Oh, and I'm NOT bitter.  I'm very optimistic.  Seriously.  :D

See the smile?

Thursday, August 19, 2010

Meeting Agent CB tomorrow!

Very excited.  I have to go to Connecticut and on the way I get to meet my agent, Caitlin, face to face for the first time!

I'm also starting to edit my other non-fiction book, "Dealing with Dudes and Chicks".  It's a kind of spiritual guide for teens based on discussions I've had with my daughter about the teachings of Neale Donald Walsch.  He wrote the "Conversations with God" books.  HIGHLY recommend them if you haven't checked them out yet.

Anyway, won't be writing tomorrow as I'll be on the road, so have a great weekend, and STAY POSITIVE!

Tuesday, August 17, 2010

The Magic of Walt

There are countless books on him, numerous quotes from him, and endless movies and stories by him.  But the one thing I can bet Walt Disney would want us all to remember is this:  he's human.

He's not especially gifted, not the second coming, and not flawless.  He could draw, sure, but the way he was successful was simply determination and optimism.

"All our dreams can come true, if we have the courage to pursue them."

Courage is the basis for optimism, remember?  

"I always like to look on the optimistic side of life, but I am realistic enough to know that life is a complex matter. "

True enough.  Life is complex, as you've seen on this blog.

"You may not realize it when it happens, but a kick in the teeth may be the best thing in the world for you. "

That's what I keep telling myself everytime I get rejected or can't find a job.  I don't know why as it's happening, but it must be happening for a reason.

Why am I telling you all this?  Because I want each and every one of you to believe that you could very well be the next Walt Disney.  Or JK Rowling.  Or whomever you wish.

You CAN be!  Your character could spawn an entire enterprise.  Your story could be told for generations.  Your legacy could live forever in a book.

"if you can dream it, you can do it"

Walt wasn't given any breaks.  He wasn't born into riches.  He wasn't handed the keys to a Disneyland.  He built that all from the ground up - with his imagination, his belief and his determination.  

He never gave up.  Neither should you!

Monday, August 16, 2010

Next Steps in the Process

So, the revised manuscript is complete.  I've made the changes my agent wanted, including a new ending which was easier than I thought, surprisingly.  Now I've got to review it carefully, have a couple of kids read it (including my own), and the back to the agent it goes!

————————

=== Stated task A ===
From the writing blog excerpt, quote everything between "See the smile?" and "and STAY POSITIVE!", inclusive.
=== Stated task B ===
Write what comes next in the writing blog excerpt, picking up after its final sentence.

————————

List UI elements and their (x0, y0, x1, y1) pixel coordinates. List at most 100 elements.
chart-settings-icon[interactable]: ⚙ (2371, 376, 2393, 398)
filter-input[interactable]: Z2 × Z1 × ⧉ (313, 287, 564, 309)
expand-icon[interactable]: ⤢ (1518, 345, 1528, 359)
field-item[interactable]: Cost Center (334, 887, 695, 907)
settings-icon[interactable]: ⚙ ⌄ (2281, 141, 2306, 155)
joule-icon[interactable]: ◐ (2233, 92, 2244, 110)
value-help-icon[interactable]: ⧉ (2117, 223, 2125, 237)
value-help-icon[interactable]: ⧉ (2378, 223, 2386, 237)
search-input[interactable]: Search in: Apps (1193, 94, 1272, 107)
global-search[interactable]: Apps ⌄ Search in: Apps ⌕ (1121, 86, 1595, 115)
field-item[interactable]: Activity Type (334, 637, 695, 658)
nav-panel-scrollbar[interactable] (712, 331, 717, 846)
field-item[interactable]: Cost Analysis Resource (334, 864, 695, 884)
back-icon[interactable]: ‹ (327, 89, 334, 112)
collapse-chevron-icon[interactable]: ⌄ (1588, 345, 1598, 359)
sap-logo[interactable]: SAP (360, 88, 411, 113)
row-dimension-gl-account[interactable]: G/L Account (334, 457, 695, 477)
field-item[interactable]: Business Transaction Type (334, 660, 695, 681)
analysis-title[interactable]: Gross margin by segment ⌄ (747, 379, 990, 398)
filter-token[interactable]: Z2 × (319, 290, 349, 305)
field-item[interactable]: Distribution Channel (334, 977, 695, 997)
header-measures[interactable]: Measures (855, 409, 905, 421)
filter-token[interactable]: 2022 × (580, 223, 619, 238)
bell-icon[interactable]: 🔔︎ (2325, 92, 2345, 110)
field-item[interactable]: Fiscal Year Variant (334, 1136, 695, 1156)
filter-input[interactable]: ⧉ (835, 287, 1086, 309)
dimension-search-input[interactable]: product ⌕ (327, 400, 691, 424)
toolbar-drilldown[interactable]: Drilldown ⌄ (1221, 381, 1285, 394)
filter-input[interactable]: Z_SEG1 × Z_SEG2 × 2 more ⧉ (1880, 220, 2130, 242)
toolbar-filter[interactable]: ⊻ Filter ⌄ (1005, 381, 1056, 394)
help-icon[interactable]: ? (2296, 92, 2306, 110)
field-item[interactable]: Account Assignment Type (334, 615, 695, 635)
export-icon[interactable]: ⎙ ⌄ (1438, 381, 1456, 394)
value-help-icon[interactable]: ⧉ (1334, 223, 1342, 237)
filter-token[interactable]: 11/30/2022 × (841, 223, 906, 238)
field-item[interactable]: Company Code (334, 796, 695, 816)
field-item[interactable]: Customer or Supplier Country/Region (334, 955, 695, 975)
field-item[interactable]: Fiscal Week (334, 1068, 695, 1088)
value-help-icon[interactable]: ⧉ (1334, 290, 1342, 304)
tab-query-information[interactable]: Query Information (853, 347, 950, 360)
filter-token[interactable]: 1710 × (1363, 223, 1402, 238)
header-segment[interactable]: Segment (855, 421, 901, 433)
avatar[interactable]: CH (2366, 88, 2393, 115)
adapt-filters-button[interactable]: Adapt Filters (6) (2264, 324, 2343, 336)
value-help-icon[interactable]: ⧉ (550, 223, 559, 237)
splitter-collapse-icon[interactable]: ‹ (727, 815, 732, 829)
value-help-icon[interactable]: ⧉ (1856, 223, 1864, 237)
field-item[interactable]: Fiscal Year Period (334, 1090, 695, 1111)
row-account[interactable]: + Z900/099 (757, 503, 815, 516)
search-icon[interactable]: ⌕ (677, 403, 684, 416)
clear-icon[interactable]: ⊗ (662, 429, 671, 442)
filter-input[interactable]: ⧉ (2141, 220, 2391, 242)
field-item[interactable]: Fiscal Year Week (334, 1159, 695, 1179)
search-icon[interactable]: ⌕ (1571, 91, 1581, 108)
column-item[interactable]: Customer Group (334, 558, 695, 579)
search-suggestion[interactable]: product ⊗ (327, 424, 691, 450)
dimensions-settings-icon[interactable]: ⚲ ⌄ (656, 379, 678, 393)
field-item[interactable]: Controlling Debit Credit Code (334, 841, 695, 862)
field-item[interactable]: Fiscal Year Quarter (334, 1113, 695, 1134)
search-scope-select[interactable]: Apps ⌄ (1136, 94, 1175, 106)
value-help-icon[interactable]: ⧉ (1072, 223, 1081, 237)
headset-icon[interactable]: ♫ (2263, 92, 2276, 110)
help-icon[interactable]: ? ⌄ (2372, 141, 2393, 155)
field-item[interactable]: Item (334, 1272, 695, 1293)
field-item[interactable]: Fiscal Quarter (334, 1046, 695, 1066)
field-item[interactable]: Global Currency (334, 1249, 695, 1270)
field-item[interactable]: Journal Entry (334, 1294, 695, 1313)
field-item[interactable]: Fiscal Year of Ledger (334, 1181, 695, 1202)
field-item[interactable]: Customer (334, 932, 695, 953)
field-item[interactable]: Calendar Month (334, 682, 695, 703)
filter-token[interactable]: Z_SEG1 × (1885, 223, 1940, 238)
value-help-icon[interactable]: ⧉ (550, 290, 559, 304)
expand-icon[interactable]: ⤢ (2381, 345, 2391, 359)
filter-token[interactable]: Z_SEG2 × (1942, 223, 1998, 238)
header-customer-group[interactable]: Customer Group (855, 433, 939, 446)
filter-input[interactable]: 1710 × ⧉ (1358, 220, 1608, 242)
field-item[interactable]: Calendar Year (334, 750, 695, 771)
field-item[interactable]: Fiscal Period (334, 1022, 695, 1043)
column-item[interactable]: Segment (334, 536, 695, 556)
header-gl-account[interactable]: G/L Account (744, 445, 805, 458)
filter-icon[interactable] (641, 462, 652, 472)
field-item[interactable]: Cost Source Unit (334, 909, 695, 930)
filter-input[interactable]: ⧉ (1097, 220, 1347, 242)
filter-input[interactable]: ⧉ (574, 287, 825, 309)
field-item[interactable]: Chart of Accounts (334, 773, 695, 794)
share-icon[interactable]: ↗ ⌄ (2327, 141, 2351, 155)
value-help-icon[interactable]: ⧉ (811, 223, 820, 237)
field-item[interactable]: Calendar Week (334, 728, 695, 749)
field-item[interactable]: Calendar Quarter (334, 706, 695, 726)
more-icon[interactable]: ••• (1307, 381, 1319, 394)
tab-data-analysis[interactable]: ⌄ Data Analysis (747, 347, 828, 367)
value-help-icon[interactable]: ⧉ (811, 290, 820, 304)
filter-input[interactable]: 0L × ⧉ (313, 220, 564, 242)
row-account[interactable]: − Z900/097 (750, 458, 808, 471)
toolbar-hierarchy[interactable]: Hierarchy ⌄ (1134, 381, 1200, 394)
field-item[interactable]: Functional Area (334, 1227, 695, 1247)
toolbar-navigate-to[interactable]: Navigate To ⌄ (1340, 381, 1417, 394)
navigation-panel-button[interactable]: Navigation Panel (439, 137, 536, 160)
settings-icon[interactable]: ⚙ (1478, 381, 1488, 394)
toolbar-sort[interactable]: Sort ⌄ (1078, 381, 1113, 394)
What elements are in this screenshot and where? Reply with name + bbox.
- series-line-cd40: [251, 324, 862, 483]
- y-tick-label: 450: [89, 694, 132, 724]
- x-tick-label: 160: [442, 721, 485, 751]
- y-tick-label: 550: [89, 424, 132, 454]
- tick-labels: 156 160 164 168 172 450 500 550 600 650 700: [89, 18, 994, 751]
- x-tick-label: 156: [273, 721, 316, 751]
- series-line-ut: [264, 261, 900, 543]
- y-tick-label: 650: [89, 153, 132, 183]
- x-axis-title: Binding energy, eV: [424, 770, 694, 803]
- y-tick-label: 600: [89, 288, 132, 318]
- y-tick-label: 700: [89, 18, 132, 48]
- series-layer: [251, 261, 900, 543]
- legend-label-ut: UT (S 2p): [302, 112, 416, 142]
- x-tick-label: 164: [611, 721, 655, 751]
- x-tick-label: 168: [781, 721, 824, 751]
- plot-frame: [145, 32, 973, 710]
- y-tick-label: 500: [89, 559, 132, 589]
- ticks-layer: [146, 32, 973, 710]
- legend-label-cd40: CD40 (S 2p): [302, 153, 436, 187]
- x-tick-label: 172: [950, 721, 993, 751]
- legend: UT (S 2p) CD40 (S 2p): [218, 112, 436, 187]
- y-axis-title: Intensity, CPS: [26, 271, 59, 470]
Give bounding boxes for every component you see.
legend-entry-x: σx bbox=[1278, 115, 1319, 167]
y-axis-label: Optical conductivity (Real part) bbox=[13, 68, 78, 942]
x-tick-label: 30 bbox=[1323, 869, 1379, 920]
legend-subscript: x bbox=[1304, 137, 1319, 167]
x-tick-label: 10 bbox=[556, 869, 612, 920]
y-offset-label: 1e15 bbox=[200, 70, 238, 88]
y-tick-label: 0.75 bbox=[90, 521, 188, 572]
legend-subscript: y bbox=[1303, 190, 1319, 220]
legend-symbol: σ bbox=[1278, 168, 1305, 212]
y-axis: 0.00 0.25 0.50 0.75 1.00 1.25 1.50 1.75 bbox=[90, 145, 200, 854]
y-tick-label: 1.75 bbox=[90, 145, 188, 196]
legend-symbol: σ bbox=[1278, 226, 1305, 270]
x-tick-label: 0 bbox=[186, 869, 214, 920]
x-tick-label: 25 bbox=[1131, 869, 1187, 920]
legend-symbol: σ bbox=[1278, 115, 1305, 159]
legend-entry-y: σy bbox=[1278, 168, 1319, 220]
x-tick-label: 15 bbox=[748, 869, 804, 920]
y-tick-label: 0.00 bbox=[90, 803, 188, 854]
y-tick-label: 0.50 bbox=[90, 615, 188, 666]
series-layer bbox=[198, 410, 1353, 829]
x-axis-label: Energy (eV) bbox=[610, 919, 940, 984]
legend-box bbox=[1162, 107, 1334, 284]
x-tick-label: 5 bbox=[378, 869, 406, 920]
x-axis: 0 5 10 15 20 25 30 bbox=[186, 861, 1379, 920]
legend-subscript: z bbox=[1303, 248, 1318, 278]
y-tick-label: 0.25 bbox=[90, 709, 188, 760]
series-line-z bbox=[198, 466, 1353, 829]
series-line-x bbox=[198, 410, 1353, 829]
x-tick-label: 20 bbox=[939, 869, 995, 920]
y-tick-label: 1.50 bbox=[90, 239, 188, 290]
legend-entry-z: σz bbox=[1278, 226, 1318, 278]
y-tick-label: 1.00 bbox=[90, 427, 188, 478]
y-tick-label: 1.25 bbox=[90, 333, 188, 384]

————————

=== Expected answer A ===
See the smile?

Thursday, August 19, 2010

Meeting Agent CB tomorrow!

Very excited.  I have to go to Connecticut and on the way I get to meet my agent, Caitlin, face to face for the first time!

I'm also starting to edit my other non-fiction book, "Dealing with Dudes and Chicks".  It's a kind of spiritual guide for teens based on discussions I've had with my daughter about the teachings of Neale Donald Walsch.  He wrote the "Conversations with God" books.  HIGHLY recommend them if you haven't checked them out yet.

Anyway, won't be writing tomorrow as I'll be on the road, so have a great weekend, and STAY POSITIVE!

=== Expected answer B ===
Now, I'm not sure if I've mentioned this before, but she said she wants to send it out to publishers in mid-September or so.  Seems August is a bad time to try and get something to vacationing editors and is a sign that it's not really something too hot.  September and October they're coming back from vacation and ready to start loading up for next summer, I guess.

So, we may go through a few more small corrections or changes, but basically I'm feeling like this is the last go round before we start shopping it.

I'm very excited!  Especially because this time I have a new reader checking it for me - Ethan Lower, a friend's son.  He's good because he's brand new - doesn't know the story line, doesn't know the area, doesn't know the history.  Should be interesting to see what he thinks.

Anyway, that's all for now.  I've got to get reading - my goal is to have it proof-read by end of week.

Tomorrow, I'll talk a bit about my hero and his life that I'm reading about now:  Walt Disney!

Thursday, August 12, 2010

You as a Writer

We've got out-of-town guests today for the weekend so I won't be updating this for a few days.  Given that, I wanted to leave you all with something I've learned - and it's only taken me fifteen years to get through my thick skull.  I would love for you to learn it faster.

What did I learn?  That I am a writer.

Easier said than done, believe me!

For the longest time I was TRYING to be a writer, or I HOPED to be a writer.  But long before I got my agent I realized something:  writing isn't a job, it's a state of being.  It's not an accomplishment, it's a way of life.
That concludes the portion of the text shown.